***** Supplied material *****
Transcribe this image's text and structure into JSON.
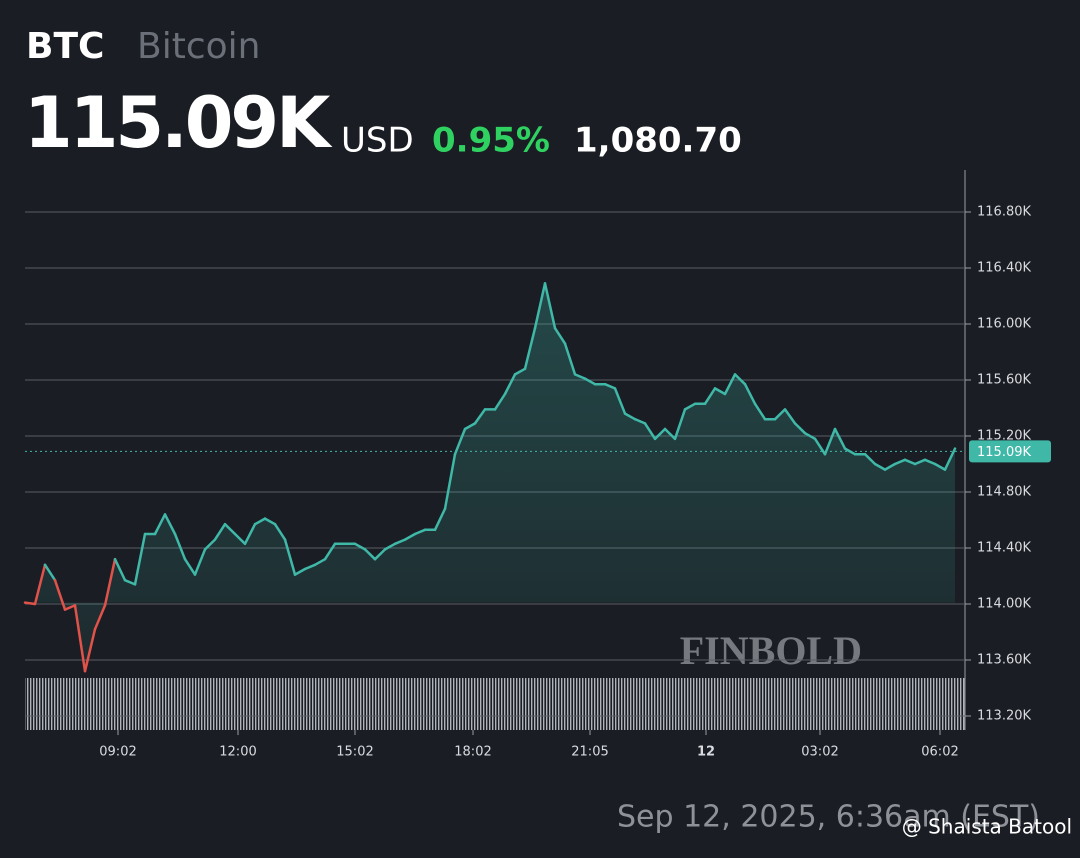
{
  "header": {
    "symbol": "BTC",
    "name": "Bitcoin",
    "currency": "USD",
    "change_pct": "0.95%",
    "change": "1,080.70"
  },
  "chart_data": {
    "type": "line",
    "series": [
      {
        "name": "BTC",
        "color": "#3fb8a8",
        "down_color": "#e0524a",
        "values": [
          114.01,
          114.0,
          114.28,
          114.17,
          113.96,
          113.99,
          113.52,
          113.82,
          113.99,
          114.32,
          114.17,
          114.14,
          114.5,
          114.5,
          114.64,
          114.5,
          114.32,
          114.21,
          114.39,
          114.46,
          114.57,
          114.5,
          114.43,
          114.57,
          114.61,
          114.57,
          114.46,
          114.21,
          114.25,
          114.28,
          114.32,
          114.43,
          114.43,
          114.43,
          114.39,
          114.32,
          114.39,
          114.43,
          114.46,
          114.5,
          114.53,
          114.53,
          114.68,
          115.07,
          115.25,
          115.29,
          115.39,
          115.39,
          115.5,
          115.64,
          115.68,
          115.97,
          116.29,
          115.97,
          115.86,
          115.64,
          115.61,
          115.57,
          115.57,
          115.54,
          115.36,
          115.32,
          115.29,
          115.18,
          115.25,
          115.18,
          115.39,
          115.43,
          115.43,
          115.54,
          115.5,
          115.64,
          115.57,
          115.43,
          115.32,
          115.32,
          115.39,
          115.29,
          115.22,
          115.18,
          115.07,
          115.25,
          115.11,
          115.07,
          115.07,
          115.0,
          114.96,
          115.0,
          115.03,
          115.0,
          115.03,
          115.0,
          114.96,
          115.11
        ]
      }
    ],
    "last_value": {
      "value": 115.09,
      "label": "115.09K"
    },
    "ylim": [
      113.1,
      117.1
    ],
    "yticks": [
      {
        "value": 113.2,
        "label": "113.20K"
      },
      {
        "value": 113.6,
        "label": "113.60K"
      },
      {
        "value": 114.0,
        "label": "114.00K"
      },
      {
        "value": 114.4,
        "label": "114.40K"
      },
      {
        "value": 114.8,
        "label": "114.80K"
      },
      {
        "value": 115.2,
        "label": "115.20K"
      },
      {
        "value": 115.6,
        "label": "115.60K"
      },
      {
        "value": 116.0,
        "label": "116.00K"
      },
      {
        "value": 116.4,
        "label": "116.40K"
      },
      {
        "value": 116.8,
        "label": "116.80K"
      }
    ],
    "xlim": [
      0,
      94
    ],
    "xticks": [
      {
        "value": 9.3,
        "label": "09:02"
      },
      {
        "value": 21.3,
        "label": "12:00"
      },
      {
        "value": 33,
        "label": "15:02"
      },
      {
        "value": 44.8,
        "label": "18:02"
      },
      {
        "value": 56.5,
        "label": "21:05"
      },
      {
        "value": 68.1,
        "label": "12"
      },
      {
        "value": 79.5,
        "label": "03:02"
      },
      {
        "value": 91.5,
        "label": "06:02"
      }
    ],
    "grid": true,
    "watermark": "FINBOLD",
    "timestamp": "Sep 12, 2025, 6:36am (EST)"
  },
  "credit": "@ Shaista Batool"
}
*****
Your instructions:
Write the entries above out again exactly, but not the pictures.

Result for this exercise:
Transcribe this image's text and structure into JSON.
{
  "header": {
    "symbol": "BTC",
    "name": "Bitcoin",
    "currency": "USD",
    "change_pct": "0.95%",
    "change": "1,080.70"
  },
  "chart_data": {
    "type": "line",
    "series": [
      {
        "name": "BTC",
        "color": "#3fb8a8",
        "down_color": "#e0524a",
        "values": [
          114.01,
          114.0,
          114.28,
          114.17,
          113.96,
          113.99,
          113.52,
          113.82,
          113.99,
          114.32,
          114.17,
          114.14,
          114.5,
          114.5,
          114.64,
          114.5,
          114.32,
          114.21,
          114.39,
          114.46,
          114.57,
          114.5,
          114.43,
          114.57,
          114.61,
          114.57,
          114.46,
          114.21,
          114.25,
          114.28,
          114.32,
          114.43,
          114.43,
          114.43,
          114.39,
          114.32,
          114.39,
          114.43,
          114.46,
          114.5,
          114.53,
          114.53,
          114.68,
          115.07,
          115.25,
          115.29,
          115.39,
          115.39,
          115.5,
          115.64,
          115.68,
          115.97,
          116.29,
          115.97,
          115.86,
          115.64,
          115.61,
          115.57,
          115.57,
          115.54,
          115.36,
          115.32,
          115.29,
          115.18,
          115.25,
          115.18,
          115.39,
          115.43,
          115.43,
          115.54,
          115.5,
          115.64,
          115.57,
          115.43,
          115.32,
          115.32,
          115.39,
          115.29,
          115.22,
          115.18,
          115.07,
          115.25,
          115.11,
          115.07,
          115.07,
          115.0,
          114.96,
          115.0,
          115.03,
          115.0,
          115.03,
          115.0,
          114.96,
          115.11
        ]
      }
    ],
    "last_value": {
      "value": 115.09,
      "label": "115.09K"
    },
    "ylim": [
      113.1,
      117.1
    ],
    "yticks": [
      {
        "value": 113.2,
        "label": "113.20K"
      },
      {
        "value": 113.6,
        "label": "113.60K"
      },
      {
        "value": 114.0,
        "label": "114.00K"
      },
      {
        "value": 114.4,
        "label": "114.40K"
      },
      {
        "value": 114.8,
        "label": "114.80K"
      },
      {
        "value": 115.2,
        "label": "115.20K"
      },
      {
        "value": 115.6,
        "label": "115.60K"
      },
      {
        "value": 116.0,
        "label": "116.00K"
      },
      {
        "value": 116.4,
        "label": "116.40K"
      },
      {
        "value": 116.8,
        "label": "116.80K"
      }
    ],
    "xlim": [
      0,
      94
    ],
    "xticks": [
      {
        "value": 9.3,
        "label": "09:02"
      },
      {
        "value": 21.3,
        "label": "12:00"
      },
      {
        "value": 33,
        "label": "15:02"
      },
      {
        "value": 44.8,
        "label": "18:02"
      },
      {
        "value": 56.5,
        "label": "21:05"
      },
      {
        "value": 68.1,
        "label": "12"
      },
      {
        "value": 79.5,
        "label": "03:02"
      },
      {
        "value": 91.5,
        "label": "06:02"
      }
    ],
    "grid": true,
    "watermark": "FINBOLD",
    "timestamp": "Sep 12, 2025, 6:36am (EST)"
  },
  "credit": "@ Shaista Batool"
}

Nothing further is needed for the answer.